Report how many lines contain "JSON", with no other words.

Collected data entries
══════

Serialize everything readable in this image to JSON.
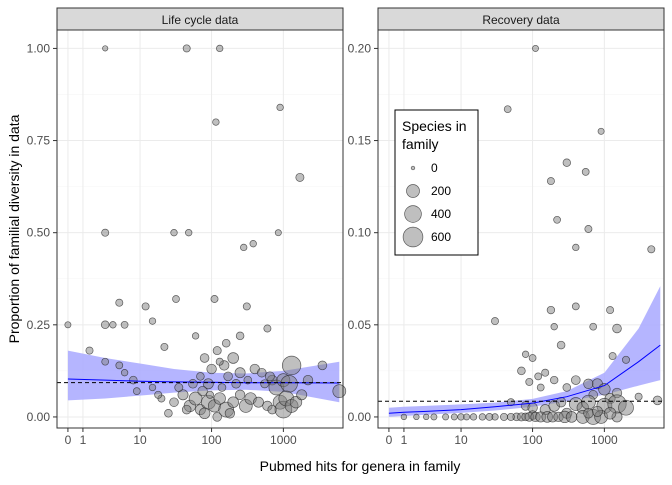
{
  "colors": {
    "ribbon": "#a8a8ff",
    "fit_line": "#0000ff",
    "point_fill": "#7f7f7f",
    "point_stroke": "#222222",
    "strip": "#d9d9d9",
    "grid": "#ebebeb"
  },
  "chart_data": {
    "type": "scatter",
    "xlabel": "Pubmed hits for genera in family",
    "ylabel": "Proportion of familial diversity in data",
    "x_scale": "pseudo-log",
    "x_ticks": [
      0,
      1,
      10,
      100,
      1000
    ],
    "x_tick_labels": [
      "0",
      "1",
      "10",
      "100",
      "1000"
    ],
    "xlim": [
      0,
      6000
    ],
    "grid": true,
    "legend": {
      "title": "Species in family",
      "title_lines": [
        "Species in",
        "family"
      ],
      "size_breaks": [
        0,
        200,
        400,
        600
      ],
      "labels": [
        "0",
        "200",
        "400",
        "600"
      ],
      "placement": "inside right panel, top-left"
    },
    "panels": [
      {
        "title": "Life cycle data",
        "ylim": [
          -0.03,
          1.05
        ],
        "y_ticks": [
          0,
          0.25,
          0.5,
          0.75,
          1
        ],
        "y_tick_labels": [
          "0.00",
          "0.25",
          "0.50",
          "0.75",
          "1.00"
        ],
        "mean_line": 0.093,
        "fit": {
          "x": [
            0,
            3,
            10,
            30,
            100,
            300,
            1000,
            6000
          ],
          "y": [
            0.103,
            0.1,
            0.097,
            0.095,
            0.094,
            0.093,
            0.093,
            0.092
          ]
        },
        "ribbon": {
          "x": [
            0,
            3,
            10,
            30,
            100,
            300,
            1000,
            6000
          ],
          "lo": [
            0.045,
            0.05,
            0.058,
            0.066,
            0.072,
            0.074,
            0.068,
            0.04
          ],
          "hi": [
            0.18,
            0.16,
            0.145,
            0.13,
            0.12,
            0.118,
            0.125,
            0.15
          ]
        },
        "points": [
          [
            0,
            0.25,
            15
          ],
          [
            3,
            1.0,
            8
          ],
          [
            3,
            0.5,
            30
          ],
          [
            3,
            0.25,
            40
          ],
          [
            3,
            0.15,
            25
          ],
          [
            4,
            0.25,
            20
          ],
          [
            5,
            0.31,
            30
          ],
          [
            6,
            0.25,
            25
          ],
          [
            1.5,
            0.18,
            30
          ],
          [
            5,
            0.14,
            25
          ],
          [
            6,
            0.12,
            20
          ],
          [
            8,
            0.1,
            40
          ],
          [
            12,
            0.3,
            30
          ],
          [
            15,
            0.26,
            20
          ],
          [
            9,
            0.07,
            25
          ],
          [
            30,
            0.5,
            20
          ],
          [
            45,
            1.0,
            30
          ],
          [
            48,
            0.5,
            20
          ],
          [
            130,
            1.0,
            20
          ],
          [
            115,
            0.8,
            20
          ],
          [
            900,
            0.84,
            20
          ],
          [
            1700,
            0.65,
            50
          ],
          [
            850,
            0.5,
            15
          ],
          [
            280,
            0.46,
            20
          ],
          [
            380,
            0.47,
            20
          ],
          [
            110,
            0.32,
            30
          ],
          [
            310,
            0.3,
            30
          ],
          [
            32,
            0.32,
            25
          ],
          [
            22,
            0.19,
            30
          ],
          [
            60,
            0.22,
            20
          ],
          [
            250,
            0.22,
            40
          ],
          [
            600,
            0.24,
            30
          ],
          [
            120,
            0.18,
            50
          ],
          [
            150,
            0.14,
            80
          ],
          [
            160,
            0.2,
            40
          ],
          [
            200,
            0.16,
            120
          ],
          [
            80,
            0.16,
            60
          ],
          [
            100,
            0.13,
            80
          ],
          [
            130,
            0.15,
            30
          ],
          [
            170,
            0.11,
            60
          ],
          [
            70,
            0.11,
            40
          ],
          [
            90,
            0.09,
            100
          ],
          [
            250,
            0.12,
            100
          ],
          [
            400,
            0.13,
            80
          ],
          [
            500,
            0.12,
            60
          ],
          [
            1300,
            0.14,
            520
          ],
          [
            700,
            0.1,
            90
          ],
          [
            800,
            0.08,
            300
          ],
          [
            1000,
            0.1,
            200
          ],
          [
            1200,
            0.09,
            400
          ],
          [
            3500,
            0.14,
            60
          ],
          [
            20,
            0.05,
            30
          ],
          [
            30,
            0.04,
            60
          ],
          [
            40,
            0.06,
            100
          ],
          [
            50,
            0.03,
            150
          ],
          [
            60,
            0.05,
            200
          ],
          [
            70,
            0.02,
            100
          ],
          [
            90,
            0.04,
            250
          ],
          [
            110,
            0.03,
            180
          ],
          [
            130,
            0.05,
            150
          ],
          [
            160,
            0.02,
            300
          ],
          [
            200,
            0.04,
            120
          ],
          [
            250,
            0.06,
            80
          ],
          [
            300,
            0.03,
            200
          ],
          [
            350,
            0.05,
            150
          ],
          [
            450,
            0.04,
            100
          ],
          [
            600,
            0.03,
            80
          ],
          [
            700,
            0.02,
            60
          ],
          [
            900,
            0.04,
            250
          ],
          [
            1000,
            0.02,
            400
          ],
          [
            1100,
            0.05,
            300
          ],
          [
            1300,
            0.03,
            200
          ],
          [
            1500,
            0.04,
            150
          ],
          [
            6000,
            0.07,
            200
          ],
          [
            25,
            0.01,
            40
          ],
          [
            45,
            0.02,
            60
          ],
          [
            80,
            0.01,
            120
          ],
          [
            120,
            0.0,
            60
          ],
          [
            180,
            0.01,
            80
          ],
          [
            15,
            0.08,
            20
          ],
          [
            18,
            0.06,
            30
          ],
          [
            35,
            0.08,
            50
          ],
          [
            55,
            0.09,
            60
          ],
          [
            75,
            0.07,
            80
          ],
          [
            95,
            0.06,
            30
          ],
          [
            140,
            0.08,
            40
          ],
          [
            220,
            0.09,
            60
          ],
          [
            320,
            0.1,
            40
          ],
          [
            550,
            0.09,
            50
          ],
          [
            650,
            0.11,
            70
          ],
          [
            1800,
            0.06,
            100
          ],
          [
            2200,
            0.1,
            80
          ]
        ]
      },
      {
        "title": "Recovery data",
        "ylim": [
          -0.006,
          0.21
        ],
        "y_ticks": [
          0,
          0.05,
          0.1,
          0.15,
          0.2
        ],
        "y_tick_labels": [
          "0.00",
          "0.05",
          "0.10",
          "0.15",
          "0.20"
        ],
        "mean_line": 0.0085,
        "fit": {
          "x": [
            0,
            1,
            3,
            10,
            30,
            100,
            300,
            1000,
            3000,
            6000
          ],
          "y": [
            0.002,
            0.0025,
            0.003,
            0.004,
            0.0055,
            0.0075,
            0.011,
            0.017,
            0.03,
            0.039
          ]
        },
        "ribbon": {
          "x": [
            0,
            1,
            3,
            10,
            30,
            100,
            300,
            1000,
            3000,
            6000
          ],
          "lo": [
            0.0,
            0.0005,
            0.0012,
            0.0022,
            0.0035,
            0.0055,
            0.0085,
            0.012,
            0.017,
            0.02
          ],
          "hi": [
            0.005,
            0.0055,
            0.006,
            0.0068,
            0.0078,
            0.0098,
            0.014,
            0.024,
            0.048,
            0.071
          ]
        },
        "points": [
          [
            110,
            0.2,
            15
          ],
          [
            45,
            0.167,
            25
          ],
          [
            900,
            0.155,
            15
          ],
          [
            300,
            0.138,
            35
          ],
          [
            550,
            0.133,
            25
          ],
          [
            180,
            0.128,
            30
          ],
          [
            220,
            0.107,
            25
          ],
          [
            600,
            0.102,
            30
          ],
          [
            400,
            0.092,
            20
          ],
          [
            4500,
            0.091,
            30
          ],
          [
            30,
            0.052,
            30
          ],
          [
            180,
            0.058,
            35
          ],
          [
            400,
            0.06,
            25
          ],
          [
            1200,
            0.058,
            30
          ],
          [
            200,
            0.049,
            20
          ],
          [
            250,
            0.039,
            40
          ],
          [
            700,
            0.049,
            25
          ],
          [
            1500,
            0.048,
            60
          ],
          [
            80,
            0.034,
            20
          ],
          [
            1300,
            0.033,
            30
          ],
          [
            100,
            0.032,
            25
          ],
          [
            2000,
            0.031,
            30
          ],
          [
            70,
            0.025,
            40
          ],
          [
            150,
            0.024,
            30
          ],
          [
            120,
            0.022,
            25
          ],
          [
            200,
            0.02,
            35
          ],
          [
            400,
            0.02,
            60
          ],
          [
            600,
            0.018,
            80
          ],
          [
            800,
            0.018,
            100
          ],
          [
            1000,
            0.015,
            150
          ],
          [
            90,
            0.019,
            30
          ],
          [
            130,
            0.016,
            25
          ],
          [
            300,
            0.016,
            40
          ],
          [
            700,
            0.012,
            60
          ],
          [
            1200,
            0.01,
            100
          ],
          [
            1500,
            0.013,
            80
          ],
          [
            5500,
            0.009,
            60
          ],
          [
            3000,
            0.011,
            30
          ],
          [
            50,
            0.008,
            30
          ],
          [
            80,
            0.006,
            60
          ],
          [
            100,
            0.005,
            80
          ],
          [
            150,
            0.004,
            100
          ],
          [
            200,
            0.006,
            120
          ],
          [
            250,
            0.008,
            80
          ],
          [
            400,
            0.007,
            200
          ],
          [
            500,
            0.005,
            150
          ],
          [
            600,
            0.008,
            250
          ],
          [
            1000,
            0.006,
            300
          ],
          [
            1500,
            0.007,
            500
          ],
          [
            2000,
            0.005,
            300
          ],
          [
            300,
            0.002,
            100
          ],
          [
            100,
            0.001,
            60
          ],
          [
            40,
            0.0,
            30
          ],
          [
            60,
            0.0,
            40
          ],
          [
            70,
            0.0,
            50
          ],
          [
            80,
            0.0,
            40
          ],
          [
            90,
            0.0,
            60
          ],
          [
            110,
            0.0,
            80
          ],
          [
            130,
            0.0,
            100
          ],
          [
            160,
            0.0,
            120
          ],
          [
            190,
            0.0,
            100
          ],
          [
            230,
            0.0,
            80
          ],
          [
            280,
            0.0,
            150
          ],
          [
            350,
            0.0,
            120
          ],
          [
            500,
            0.0,
            200
          ],
          [
            700,
            0.0,
            300
          ],
          [
            900,
            0.0,
            200
          ],
          [
            30,
            0.0,
            20
          ],
          [
            20,
            0.0,
            20
          ],
          [
            15,
            0.0,
            20
          ],
          [
            10,
            0.0,
            20
          ],
          [
            6,
            0.0,
            15
          ],
          [
            4,
            0.0,
            15
          ],
          [
            3,
            0.0,
            10
          ],
          [
            1,
            0.0,
            10
          ],
          [
            2,
            0.0,
            10
          ],
          [
            8,
            0.0,
            15
          ],
          [
            12,
            0.0,
            15
          ],
          [
            25,
            0.0,
            25
          ],
          [
            50,
            0.0,
            30
          ],
          [
            1500,
            0.0,
            100
          ],
          [
            1200,
            0.002,
            150
          ],
          [
            800,
            0.003,
            100
          ],
          [
            600,
            0.002,
            80
          ]
        ]
      }
    ]
  }
}
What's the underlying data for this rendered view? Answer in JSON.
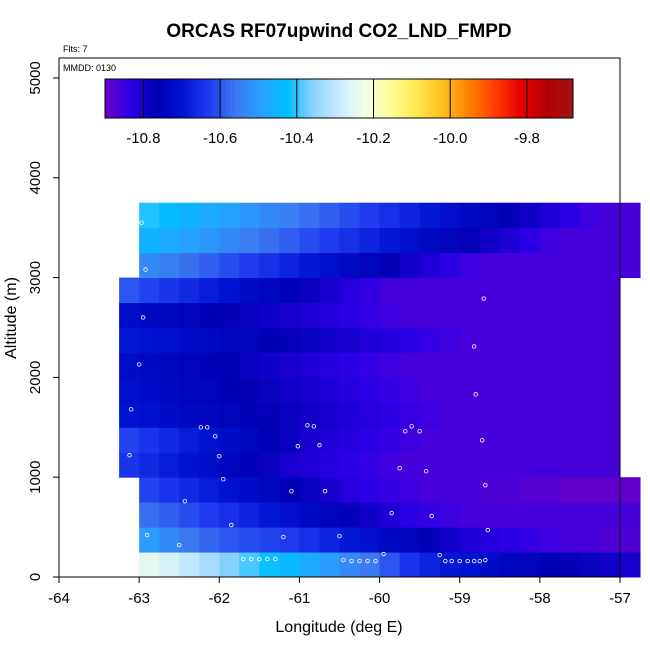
{
  "chart_data": {
    "type": "heatmap",
    "title": "ORCAS RF07upwind CO2_LND_FMPD",
    "annotations": {
      "flights": "Flts: 7",
      "date": "MMDD: 0130"
    },
    "xlabel": "Longitude (deg E)",
    "ylabel": "Altitude (m)",
    "xlim": [
      -64,
      -57
    ],
    "ylim": [
      0,
      5200
    ],
    "x_ticks": [
      -64,
      -63,
      -62,
      -61,
      -60,
      -59,
      -58,
      -57
    ],
    "x_tick_labels": [
      "-64",
      "-63",
      "-62",
      "-61",
      "-60",
      "-59",
      "-58",
      "-57"
    ],
    "y_ticks": [
      0,
      1000,
      2000,
      3000,
      4000,
      5000
    ],
    "y_tick_labels": [
      "0",
      "1000",
      "2000",
      "3000",
      "4000",
      "5000"
    ],
    "colorbar": {
      "vmin": -10.9,
      "vmax": -9.68,
      "ticks": [
        -10.8,
        -10.6,
        -10.4,
        -10.2,
        -10.0,
        -9.8
      ],
      "tick_labels": [
        "-10.8",
        "-10.6",
        "-10.4",
        "-10.2",
        "-10.0",
        "-9.8"
      ],
      "colors": [
        "#6a00c8",
        "#2d00e6",
        "#0000b4",
        "#0014d2",
        "#1e3cf0",
        "#3c78f0",
        "#28a0ff",
        "#00beff",
        "#8cd2ff",
        "#c8ebff",
        "#f5ffe6",
        "#ffff96",
        "#ffe650",
        "#ffbe1e",
        "#ff8200",
        "#ff3c00",
        "#e60000",
        "#b40000",
        "#a01414"
      ]
    },
    "grid": {
      "x_start": -63.25,
      "x_step": 0.25,
      "y_start": 0,
      "y_step": 250,
      "row_x_ranges": [
        [
          -63.0,
          -62.5
        ],
        [
          -63.0,
          -62.5
        ],
        [
          -63.0,
          -62.5
        ],
        [
          -63.0,
          -62.5
        ],
        [
          -63.25,
          -62.5
        ],
        [
          -63.25,
          -62.5
        ],
        [
          -63.25,
          -62.5
        ],
        [
          -63.25,
          -62.5
        ],
        [
          -63.25,
          -62.5
        ],
        [
          -63.25,
          -62.5
        ],
        [
          -63.25,
          -62.5
        ],
        [
          -63.25,
          -62.5
        ],
        [
          -63.0,
          -62.5
        ],
        [
          -63.0,
          -62.5
        ],
        [
          -63.0,
          -62.5
        ]
      ],
      "rows": [
        [
          -10.25,
          -10.27,
          -10.3,
          -10.33,
          -10.36,
          -10.39,
          -10.42,
          -10.44,
          -10.47,
          -10.5,
          -10.53,
          -10.56,
          -10.6,
          -10.64,
          -10.67,
          -10.69,
          -10.7,
          -10.72,
          -10.74,
          -10.75,
          -10.76,
          -10.77,
          -10.78,
          -10.79,
          -10.8
        ],
        [
          -10.5,
          -10.53,
          -10.56,
          -10.58,
          -10.6,
          -10.61,
          -10.62,
          -10.63,
          -10.65,
          -10.67,
          -10.69,
          -10.71,
          -10.73,
          -10.75,
          -10.77,
          -10.79,
          -10.81,
          -10.82,
          -10.83,
          -10.84,
          -10.85,
          -10.86,
          -10.86,
          -10.87,
          -10.87
        ],
        [
          -10.57,
          -10.59,
          -10.61,
          -10.63,
          -10.65,
          -10.67,
          -10.69,
          -10.71,
          -10.73,
          -10.75,
          -10.77,
          -10.79,
          -10.81,
          -10.83,
          -10.84,
          -10.85,
          -10.86,
          -10.86,
          -10.86,
          -10.86,
          -10.86,
          -10.86,
          -10.86,
          -10.86,
          -10.86
        ],
        [
          -10.62,
          -10.64,
          -10.66,
          -10.68,
          -10.7,
          -10.72,
          -10.74,
          -10.76,
          -10.78,
          -10.8,
          -10.82,
          -10.83,
          -10.84,
          -10.85,
          -10.86,
          -10.86,
          -10.86,
          -10.87,
          -10.87,
          -10.88,
          -10.88,
          -10.89,
          -10.89,
          -10.89,
          -10.89
        ],
        [
          -10.64,
          -10.66,
          -10.68,
          -10.7,
          -10.72,
          -10.74,
          -10.76,
          -10.78,
          -10.8,
          -10.81,
          -10.82,
          -10.83,
          -10.84,
          -10.85,
          -10.86,
          -10.86,
          -10.86,
          -10.86,
          -10.86,
          -10.86,
          -10.86,
          -10.86,
          -10.86,
          -10.86,
          -10.86
        ],
        [
          -10.62,
          -10.64,
          -10.66,
          -10.68,
          -10.7,
          -10.72,
          -10.74,
          -10.76,
          -10.78,
          -10.8,
          -10.81,
          -10.82,
          -10.83,
          -10.84,
          -10.85,
          -10.86,
          -10.86,
          -10.86,
          -10.86,
          -10.86,
          -10.86,
          -10.86,
          -10.86,
          -10.86,
          -10.86
        ],
        [
          -10.7,
          -10.71,
          -10.72,
          -10.73,
          -10.74,
          -10.75,
          -10.76,
          -10.77,
          -10.78,
          -10.79,
          -10.8,
          -10.81,
          -10.82,
          -10.83,
          -10.84,
          -10.85,
          -10.86,
          -10.86,
          -10.86,
          -10.86,
          -10.86,
          -10.86,
          -10.86,
          -10.86,
          -10.86
        ],
        [
          -10.71,
          -10.72,
          -10.73,
          -10.74,
          -10.75,
          -10.76,
          -10.77,
          -10.78,
          -10.79,
          -10.8,
          -10.81,
          -10.82,
          -10.83,
          -10.84,
          -10.85,
          -10.86,
          -10.86,
          -10.86,
          -10.86,
          -10.86,
          -10.86,
          -10.86,
          -10.86,
          -10.86,
          -10.86
        ],
        [
          -10.72,
          -10.73,
          -10.74,
          -10.75,
          -10.76,
          -10.77,
          -10.78,
          -10.79,
          -10.8,
          -10.81,
          -10.82,
          -10.83,
          -10.84,
          -10.85,
          -10.86,
          -10.86,
          -10.86,
          -10.86,
          -10.86,
          -10.86,
          -10.86,
          -10.86,
          -10.86,
          -10.86,
          -10.86
        ],
        [
          -10.69,
          -10.7,
          -10.71,
          -10.72,
          -10.73,
          -10.74,
          -10.75,
          -10.76,
          -10.77,
          -10.78,
          -10.79,
          -10.8,
          -10.81,
          -10.82,
          -10.83,
          -10.84,
          -10.85,
          -10.86,
          -10.86,
          -10.86,
          -10.86,
          -10.86,
          -10.86,
          -10.86,
          -10.86
        ],
        [
          -10.72,
          -10.73,
          -10.74,
          -10.75,
          -10.76,
          -10.77,
          -10.78,
          -10.79,
          -10.8,
          -10.81,
          -10.82,
          -10.83,
          -10.84,
          -10.85,
          -10.86,
          -10.86,
          -10.86,
          -10.86,
          -10.86,
          -10.86,
          -10.86,
          -10.86,
          -10.86,
          -10.86,
          -10.86
        ],
        [
          -10.6,
          -10.62,
          -10.64,
          -10.66,
          -10.68,
          -10.7,
          -10.72,
          -10.74,
          -10.76,
          -10.78,
          -10.8,
          -10.82,
          -10.84,
          -10.86,
          -10.86,
          -10.86,
          -10.86,
          -10.86,
          -10.86,
          -10.86,
          -10.86,
          -10.86,
          -10.86,
          -10.86,
          -10.86
        ],
        [
          -10.53,
          -10.55,
          -10.57,
          -10.59,
          -10.61,
          -10.63,
          -10.65,
          -10.67,
          -10.69,
          -10.71,
          -10.73,
          -10.75,
          -10.77,
          -10.79,
          -10.81,
          -10.83,
          -10.85,
          -10.86,
          -10.86,
          -10.86,
          -10.86,
          -10.86,
          -10.86,
          -10.86,
          -10.86
        ],
        [
          -10.45,
          -10.47,
          -10.49,
          -10.51,
          -10.53,
          -10.55,
          -10.57,
          -10.59,
          -10.61,
          -10.63,
          -10.65,
          -10.67,
          -10.69,
          -10.71,
          -10.73,
          -10.75,
          -10.77,
          -10.79,
          -10.81,
          -10.83,
          -10.85,
          -10.86,
          -10.86,
          -10.86,
          -10.86
        ],
        [
          -10.41,
          -10.43,
          -10.45,
          -10.47,
          -10.49,
          -10.51,
          -10.53,
          -10.55,
          -10.57,
          -10.59,
          -10.61,
          -10.63,
          -10.65,
          -10.67,
          -10.69,
          -10.71,
          -10.73,
          -10.75,
          -10.77,
          -10.79,
          -10.81,
          -10.83,
          -10.85,
          -10.86,
          -10.86
        ]
      ]
    },
    "sample_points": [
      [
        -62.97,
        3550
      ],
      [
        -62.92,
        3080
      ],
      [
        -62.95,
        2600
      ],
      [
        -63.0,
        2130
      ],
      [
        -63.1,
        1680
      ],
      [
        -63.12,
        1220
      ],
      [
        -63.08,
        770
      ],
      [
        -62.9,
        420
      ],
      [
        -62.5,
        320
      ],
      [
        -62.43,
        760
      ],
      [
        -62.23,
        1500
      ],
      [
        -62.15,
        1500
      ],
      [
        -62.05,
        1410
      ],
      [
        -62.0,
        1210
      ],
      [
        -61.95,
        980
      ],
      [
        -61.85,
        520
      ],
      [
        -61.7,
        180
      ],
      [
        -61.6,
        180
      ],
      [
        -61.5,
        180
      ],
      [
        -61.4,
        180
      ],
      [
        -61.3,
        180
      ],
      [
        -61.2,
        400
      ],
      [
        -61.1,
        860
      ],
      [
        -61.02,
        1310
      ],
      [
        -60.9,
        1520
      ],
      [
        -60.82,
        1510
      ],
      [
        -60.75,
        1320
      ],
      [
        -60.68,
        860
      ],
      [
        -60.5,
        410
      ],
      [
        -60.45,
        170
      ],
      [
        -60.35,
        160
      ],
      [
        -60.25,
        160
      ],
      [
        -60.15,
        160
      ],
      [
        -60.05,
        160
      ],
      [
        -59.95,
        230
      ],
      [
        -59.85,
        640
      ],
      [
        -59.75,
        1090
      ],
      [
        -59.68,
        1460
      ],
      [
        -59.6,
        1510
      ],
      [
        -59.5,
        1460
      ],
      [
        -59.42,
        1060
      ],
      [
        -59.35,
        610
      ],
      [
        -59.25,
        220
      ],
      [
        -59.18,
        160
      ],
      [
        -59.1,
        160
      ],
      [
        -59.0,
        160
      ],
      [
        -58.9,
        160
      ],
      [
        -58.82,
        160
      ],
      [
        -58.75,
        160
      ],
      [
        -58.68,
        170
      ],
      [
        -58.65,
        470
      ],
      [
        -58.68,
        920
      ],
      [
        -58.72,
        1370
      ],
      [
        -58.8,
        1830
      ],
      [
        -58.82,
        2310
      ],
      [
        -58.7,
        2790
      ]
    ]
  }
}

══════

Correct result:
2